Extracted records
--- START ---

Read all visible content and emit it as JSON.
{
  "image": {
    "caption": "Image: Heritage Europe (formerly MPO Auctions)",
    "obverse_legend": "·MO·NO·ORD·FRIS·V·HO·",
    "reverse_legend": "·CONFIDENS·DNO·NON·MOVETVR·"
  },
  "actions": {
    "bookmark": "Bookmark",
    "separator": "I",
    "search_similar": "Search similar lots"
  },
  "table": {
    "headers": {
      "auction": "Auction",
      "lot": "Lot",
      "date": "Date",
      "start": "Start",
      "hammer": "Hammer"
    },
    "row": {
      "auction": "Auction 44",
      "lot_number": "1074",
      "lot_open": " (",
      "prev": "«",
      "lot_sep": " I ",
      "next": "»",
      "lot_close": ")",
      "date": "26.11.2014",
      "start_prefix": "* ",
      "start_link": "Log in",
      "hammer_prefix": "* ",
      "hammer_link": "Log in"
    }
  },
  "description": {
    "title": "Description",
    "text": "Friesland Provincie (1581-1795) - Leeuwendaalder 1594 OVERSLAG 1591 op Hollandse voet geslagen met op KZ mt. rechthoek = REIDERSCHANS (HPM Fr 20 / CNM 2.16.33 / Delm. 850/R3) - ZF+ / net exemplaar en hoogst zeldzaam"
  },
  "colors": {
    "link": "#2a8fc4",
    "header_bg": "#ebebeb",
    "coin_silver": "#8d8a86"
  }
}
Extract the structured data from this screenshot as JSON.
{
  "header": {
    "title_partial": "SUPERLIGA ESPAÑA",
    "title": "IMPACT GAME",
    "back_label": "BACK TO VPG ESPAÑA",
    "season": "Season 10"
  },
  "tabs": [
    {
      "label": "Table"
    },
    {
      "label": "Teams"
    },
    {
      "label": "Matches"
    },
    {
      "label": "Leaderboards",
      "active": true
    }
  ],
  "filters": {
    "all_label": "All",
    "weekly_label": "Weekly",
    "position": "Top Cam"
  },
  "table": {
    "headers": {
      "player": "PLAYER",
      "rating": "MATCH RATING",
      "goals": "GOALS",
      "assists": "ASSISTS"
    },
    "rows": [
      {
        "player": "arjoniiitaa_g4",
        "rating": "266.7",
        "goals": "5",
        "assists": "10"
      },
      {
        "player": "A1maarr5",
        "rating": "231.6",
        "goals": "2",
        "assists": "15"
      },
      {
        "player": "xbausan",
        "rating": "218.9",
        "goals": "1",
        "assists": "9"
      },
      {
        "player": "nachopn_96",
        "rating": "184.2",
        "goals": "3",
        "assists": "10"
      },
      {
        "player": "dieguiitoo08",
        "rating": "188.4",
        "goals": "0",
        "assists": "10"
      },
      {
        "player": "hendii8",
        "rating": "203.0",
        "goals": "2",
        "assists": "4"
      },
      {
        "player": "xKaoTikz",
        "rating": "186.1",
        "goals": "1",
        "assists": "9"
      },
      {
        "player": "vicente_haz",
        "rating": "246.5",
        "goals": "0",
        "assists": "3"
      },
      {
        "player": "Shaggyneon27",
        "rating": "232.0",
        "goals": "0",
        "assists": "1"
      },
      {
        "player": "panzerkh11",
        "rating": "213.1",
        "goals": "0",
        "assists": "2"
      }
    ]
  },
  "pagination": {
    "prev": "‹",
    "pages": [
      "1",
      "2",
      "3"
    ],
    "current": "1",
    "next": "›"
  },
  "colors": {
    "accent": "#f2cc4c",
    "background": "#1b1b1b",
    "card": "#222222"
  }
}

--- END ---
--- START ---

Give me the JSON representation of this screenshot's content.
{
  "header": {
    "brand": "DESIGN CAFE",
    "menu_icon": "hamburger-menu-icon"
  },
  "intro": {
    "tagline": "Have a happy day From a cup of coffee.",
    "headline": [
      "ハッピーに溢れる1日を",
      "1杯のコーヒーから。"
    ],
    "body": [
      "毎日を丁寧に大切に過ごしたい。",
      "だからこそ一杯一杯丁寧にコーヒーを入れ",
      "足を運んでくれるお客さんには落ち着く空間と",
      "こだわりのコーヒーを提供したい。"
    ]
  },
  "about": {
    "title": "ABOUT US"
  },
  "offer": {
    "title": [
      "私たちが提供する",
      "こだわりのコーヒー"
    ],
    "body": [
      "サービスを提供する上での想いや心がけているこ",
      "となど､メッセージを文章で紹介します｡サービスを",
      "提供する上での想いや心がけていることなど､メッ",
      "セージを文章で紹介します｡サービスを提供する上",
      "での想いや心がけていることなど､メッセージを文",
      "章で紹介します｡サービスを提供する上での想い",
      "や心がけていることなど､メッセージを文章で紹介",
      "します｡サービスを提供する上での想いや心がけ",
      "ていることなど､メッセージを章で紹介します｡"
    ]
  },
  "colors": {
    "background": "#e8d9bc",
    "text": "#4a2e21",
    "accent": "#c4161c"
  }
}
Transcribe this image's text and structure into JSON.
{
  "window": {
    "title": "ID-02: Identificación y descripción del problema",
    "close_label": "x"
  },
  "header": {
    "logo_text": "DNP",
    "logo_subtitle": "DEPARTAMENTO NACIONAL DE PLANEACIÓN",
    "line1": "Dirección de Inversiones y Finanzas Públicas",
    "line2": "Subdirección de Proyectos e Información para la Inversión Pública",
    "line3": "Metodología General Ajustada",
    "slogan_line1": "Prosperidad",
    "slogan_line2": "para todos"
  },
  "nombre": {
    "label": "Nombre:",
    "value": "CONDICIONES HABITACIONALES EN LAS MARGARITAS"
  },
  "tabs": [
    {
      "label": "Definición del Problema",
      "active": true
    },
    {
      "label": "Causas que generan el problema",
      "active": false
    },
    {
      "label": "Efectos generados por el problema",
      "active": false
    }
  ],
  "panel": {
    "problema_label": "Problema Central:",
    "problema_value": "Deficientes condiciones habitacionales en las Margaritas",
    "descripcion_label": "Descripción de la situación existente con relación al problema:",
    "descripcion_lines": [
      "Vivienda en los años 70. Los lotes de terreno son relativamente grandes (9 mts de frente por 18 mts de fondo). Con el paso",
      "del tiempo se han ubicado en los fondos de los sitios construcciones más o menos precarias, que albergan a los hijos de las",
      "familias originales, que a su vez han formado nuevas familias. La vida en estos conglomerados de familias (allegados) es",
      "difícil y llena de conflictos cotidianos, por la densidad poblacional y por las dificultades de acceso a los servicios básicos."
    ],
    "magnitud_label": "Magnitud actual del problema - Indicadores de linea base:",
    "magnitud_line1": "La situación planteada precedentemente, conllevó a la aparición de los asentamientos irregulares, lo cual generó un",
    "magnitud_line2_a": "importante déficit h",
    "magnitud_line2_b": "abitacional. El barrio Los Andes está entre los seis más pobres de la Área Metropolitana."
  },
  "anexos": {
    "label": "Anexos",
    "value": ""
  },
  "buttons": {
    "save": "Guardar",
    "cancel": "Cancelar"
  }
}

--- END ---

■ **Task brief**
Go through the data above and find the lines with the word "rating". Copy each of those lines.

■ **Output of the exercise**
      "rating": "MATCH RATING",
        "rating": "266.7",
        "rating": "231.6",
        "rating": "218.9",
        "rating": "184.2",
        "rating": "188.4",
        "rating": "203.0",
        "rating": "186.1",
        "rating": "246.5",
        "rating": "232.0",
        "rating": "213.1",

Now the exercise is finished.